◆ To do: When the word "each" shows up in a line of the data below, copy that whole line.
=== Material supplied ===
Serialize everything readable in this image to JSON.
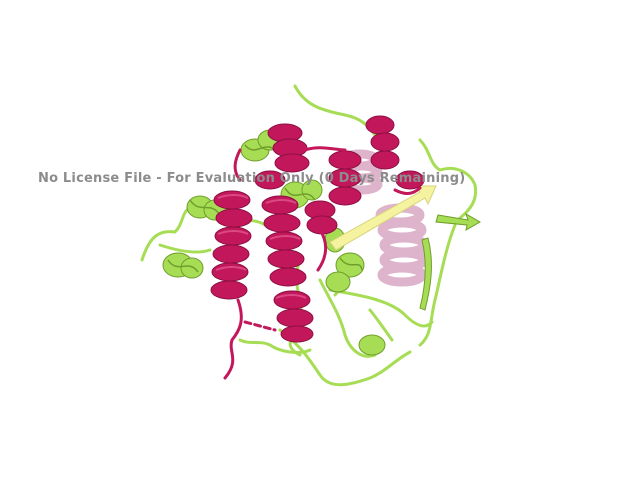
{
  "viewer": {
    "watermark": "No License File - For Evaluation Only (0 Days Remaining)"
  },
  "colors": {
    "background": "#ffffff",
    "chain_a": "#c2185b",
    "chain_a_shadow": "#8e0f43",
    "chain_b": "#a6dd55",
    "chain_b_shadow": "#6f9e2a",
    "strand": "#f5f2a0",
    "faded_helix": "#d9a8c4",
    "watermark_text": "#8c8c8c"
  },
  "scene": {
    "subject": "protein-cartoon",
    "chains": [
      {
        "name": "chain-a",
        "style": "helix-cartoon"
      },
      {
        "name": "chain-b",
        "style": "loop-and-helix-cartoon"
      }
    ]
  }
}
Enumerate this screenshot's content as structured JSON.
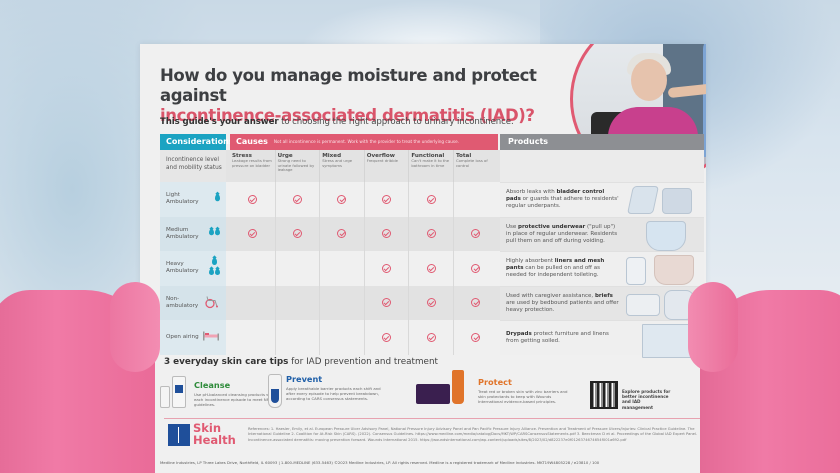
{
  "document": {
    "title_line1": "How do you manage moisture and protect against",
    "title_line2": "incontinence-associated dermatitis (IAD)?",
    "subtitle_bold": "This guide's your answer",
    "subtitle_rest": " to choosing the right approach to urinary incontinence."
  },
  "table": {
    "headers": {
      "considerations": "Considerations",
      "causes": "Causes",
      "causes_note": "Not all incontinence is permanent. Work with the provider to treat the underlying cause.",
      "products": "Products"
    },
    "considerations_subheader": "Incontinence level and mobility status",
    "causes": [
      {
        "name": "Stress",
        "desc": "Leakage results from pressure on bladder"
      },
      {
        "name": "Urge",
        "desc": "Strong need to urinate followed by leakage"
      },
      {
        "name": "Mixed",
        "desc": "Stress and urge symptoms"
      },
      {
        "name": "Overflow",
        "desc": "Frequent dribble"
      },
      {
        "name": "Functional",
        "desc": "Can't make it to the bathroom in time"
      },
      {
        "name": "Total",
        "desc": "Complete loss of control"
      }
    ],
    "rows": [
      {
        "label": "Light Ambulatory",
        "icon": "one-drop-icon",
        "checks": [
          true,
          true,
          true,
          true,
          true,
          false
        ],
        "product_pre": "Absorb leaks with ",
        "product_bold": "bladder control pads",
        "product_post": " or guards that adhere to residents' regular underpants."
      },
      {
        "label": "Medium Ambulatory",
        "icon": "two-drops-icon",
        "checks": [
          true,
          true,
          true,
          true,
          true,
          true
        ],
        "product_pre": "Use ",
        "product_bold": "protective underwear",
        "product_post": " (\"pull up\") in place of regular underwear. Residents pull them on and off during voiding."
      },
      {
        "label": "Heavy Ambulatory",
        "icon": "three-drops-icon",
        "checks": [
          false,
          false,
          false,
          true,
          true,
          true
        ],
        "product_pre": "Highly absorbent ",
        "product_bold": "liners and mesh pants",
        "product_post": " can be pulled on and off as needed for independent toileting."
      },
      {
        "label": "Non-ambulatory",
        "icon": "wheelchair-icon",
        "checks": [
          false,
          false,
          false,
          true,
          true,
          true
        ],
        "product_pre": "Used with caregiver assistance, ",
        "product_bold": "briefs",
        "product_post": " are used by bedbound patients and offer heavy protection."
      },
      {
        "label": "Open airing",
        "icon": "bed-icon",
        "checks": [
          false,
          false,
          false,
          true,
          true,
          true
        ],
        "product_pre": "",
        "product_bold": "Drypads",
        "product_post": " protect furniture and linens from getting soiled."
      }
    ]
  },
  "tips": {
    "title_bold": "3 everyday skin care tips",
    "title_rest": " for IAD prevention and treatment",
    "items": [
      {
        "name": "Cleanse",
        "color": "#2e8b3a",
        "desc": "Use pH-balanced cleansing products with each incontinence episode to meet NPIAP guidelines."
      },
      {
        "name": "Prevent",
        "color": "#1f5fa8",
        "desc": "Apply breathable barrier products each shift and after every episode to help prevent breakdown, according to CARS consensus statements."
      },
      {
        "name": "Protect",
        "color": "#e0742a",
        "desc": "Treat red or broken skin with zinc barriers and skin protectants to keep with Wounds International evidence-based principles."
      }
    ],
    "qr_text": "Explore products for better incontinence and IAD management"
  },
  "footer": {
    "brand_line1": "Skin",
    "brand_line2": "Health",
    "references": "References: 1. Haesler, Emily, et al. European Pressure Ulcer Advisory Panel, National Pressure Injury Advisory Panel and Pan Pacific Pressure Injury Alliance. Prevention and Treatment of Pressure Ulcers/Injuries: Clinical Practice Guideline. The International Guideline 2. Coalition for At-Risk Skin (CARS). (2022). Consensus Guidelines. https://www.medline.com/media/catalog/Docs/MKT/WP/CARSConsensusStatements.pdf 3. Beeckman D et al. Proceedings of the Global IAD Expert Panel. Incontinence-associated dermatitis: moving prevention forward. Wounds International 2015. https://woundsinternational.com/wp-content/uploads/sites/8/2023/02/d822237e0f0126374674654f001a692.pdf",
    "address": "Medline Industries, LP  Three Lakes Drive, Northfield, IL 60093 | 1-800-MEDLINE (633-5463)  ©2023 Medline Industries, LP. All rights reserved. Medline is a registered trademark of Medline Industries. MKT19W4805228 / e23810 / 100"
  },
  "colors": {
    "teal": "#1ba3c2",
    "pink": "#e05a72",
    "gray_header": "#8d8f93",
    "title_dark": "#3d3f42",
    "glove_pink": "#ee78a4"
  }
}
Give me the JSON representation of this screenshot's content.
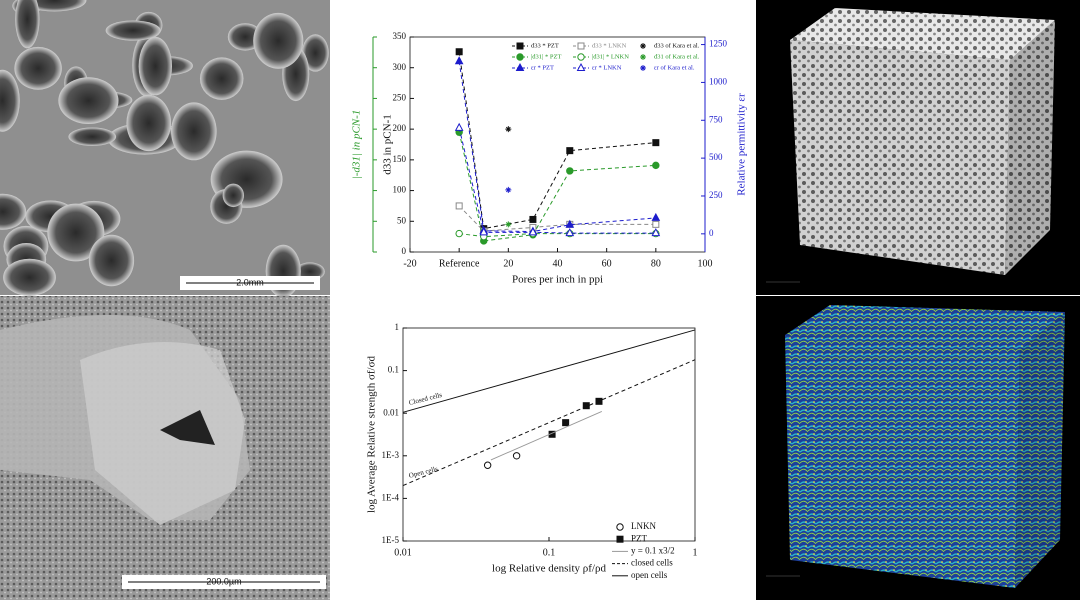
{
  "chart_data": [
    {
      "type": "line",
      "x_label": "Pores per inch in ppi",
      "y_label": "d33 in pCN-1",
      "y_label_outer": "|-d31| in pCN-1",
      "y2_label": "Relative permittivity εr",
      "xlim": [
        -20,
        100
      ],
      "xticks": [
        -20,
        {
          "value": 0,
          "label": "Reference"
        },
        20,
        40,
        60,
        80,
        100
      ],
      "ylim": [
        0,
        350
      ],
      "yticks": [
        0,
        50,
        100,
        150,
        200,
        250,
        300,
        350
      ],
      "y2lim": [
        -120,
        1300
      ],
      "y2ticks": [
        0,
        250,
        500,
        750,
        1000,
        1250
      ],
      "series": [
        {
          "name": "d33 * PZT",
          "color": "#111111",
          "marker": "square",
          "filled": true,
          "line": "dashed",
          "x": [
            0,
            10,
            30,
            45,
            80
          ],
          "values": [
            326,
            38,
            53,
            165,
            178
          ]
        },
        {
          "name": "d33 * LNKN",
          "color": "#888888",
          "marker": "square",
          "filled": false,
          "line": "dashed",
          "x": [
            0,
            10,
            30,
            45,
            80
          ],
          "values": [
            75,
            34,
            40,
            45,
            45
          ]
        },
        {
          "name": "d33 of Kara et al.",
          "color": "#111111",
          "marker": "star",
          "filled": true,
          "line": "none",
          "x": [
            20
          ],
          "values": [
            200
          ]
        },
        {
          "name": "|d31| * PZT",
          "color": "#2a9a2a",
          "marker": "circle",
          "filled": true,
          "line": "dashed",
          "x": [
            0,
            10,
            30,
            45,
            80
          ],
          "values": [
            195,
            18,
            28,
            132,
            141
          ]
        },
        {
          "name": "|d31| * LNKN",
          "color": "#2a9a2a",
          "marker": "circle",
          "filled": false,
          "line": "dashed",
          "x": [
            0,
            10,
            30,
            45,
            80
          ],
          "values": [
            30,
            25,
            30,
            30,
            30
          ]
        },
        {
          "name": "d31 of Kara et al.",
          "color": "#2a9a2a",
          "marker": "star",
          "filled": true,
          "line": "none",
          "x": [
            20
          ],
          "values": [
            45
          ]
        },
        {
          "name": "εr * PZT",
          "color": "#1c1ccc",
          "marker": "triangle",
          "filled": true,
          "line": "dashed",
          "axis": "y2",
          "x": [
            0,
            10,
            30,
            45,
            80
          ],
          "values": [
            1140,
            20,
            15,
            60,
            105
          ]
        },
        {
          "name": "εr * LNKN",
          "color": "#1c1ccc",
          "marker": "triangle",
          "filled": false,
          "line": "dashed",
          "axis": "y2",
          "x": [
            0,
            10,
            30,
            45,
            80
          ],
          "values": [
            700,
            10,
            10,
            5,
            5
          ]
        },
        {
          "name": "εr of Kara et al.",
          "color": "#1c1ccc",
          "marker": "star",
          "filled": true,
          "line": "none",
          "axis": "y2",
          "x": [
            20
          ],
          "values": [
            290
          ]
        }
      ]
    },
    {
      "type": "line",
      "x_label": "log Relative density ρf/ρd",
      "y_label": "log Average Relative strength σf/σd",
      "xscale": "log",
      "yscale": "log",
      "xlim": [
        0.01,
        1
      ],
      "xticks": [
        0.01,
        0.1,
        1
      ],
      "ylim": [
        1e-05,
        1
      ],
      "yticks": [
        {
          "value": 1e-05,
          "label": "1E-5"
        },
        {
          "value": 0.0001,
          "label": "1E-4"
        },
        {
          "value": 0.001,
          "label": "1E-3"
        },
        0.01,
        0.1,
        1
      ],
      "annotations": [
        {
          "text": "Closed cells",
          "x": 0.011,
          "y": 0.017
        },
        {
          "text": "Open cells",
          "x": 0.011,
          "y": 0.00033
        }
      ],
      "series": [
        {
          "name": "LNKN",
          "color": "#111111",
          "marker": "circle",
          "filled": false,
          "line": "none",
          "x": [
            0.038,
            0.06
          ],
          "values": [
            0.0006,
            0.001
          ]
        },
        {
          "name": "PZT",
          "color": "#111111",
          "marker": "square",
          "filled": true,
          "line": "none",
          "x": [
            0.105,
            0.13,
            0.18,
            0.22
          ],
          "values": [
            0.0032,
            0.006,
            0.015,
            0.019
          ]
        },
        {
          "name": "y = 0.1 x3/2",
          "color": "#999999",
          "marker": "none",
          "line": "solid",
          "x": [
            0.04,
            0.23
          ],
          "values": [
            0.0008,
            0.011
          ]
        },
        {
          "name": "closed cells",
          "color": "#111111",
          "marker": "none",
          "line": "dashed",
          "x": [
            0.01,
            1
          ],
          "values": [
            0.0002,
            0.18
          ]
        },
        {
          "name": "open cells",
          "color": "#111111",
          "marker": "none",
          "line": "solid",
          "x": [
            0.01,
            1
          ],
          "values": [
            0.0105,
            0.9
          ]
        }
      ]
    }
  ],
  "images": [
    {
      "scale_bar": "2.0mm"
    },
    {
      "scale_bar": "200.0µm"
    }
  ]
}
===
◆ Your response:
        "desc": "Use pH-balanced cleansing products with each incontinence episode to meet NPIAP guidelines."
        "desc": "Apply breathable barrier products each shift and after every episode to help prevent breakdown, according to CARS consensus statements."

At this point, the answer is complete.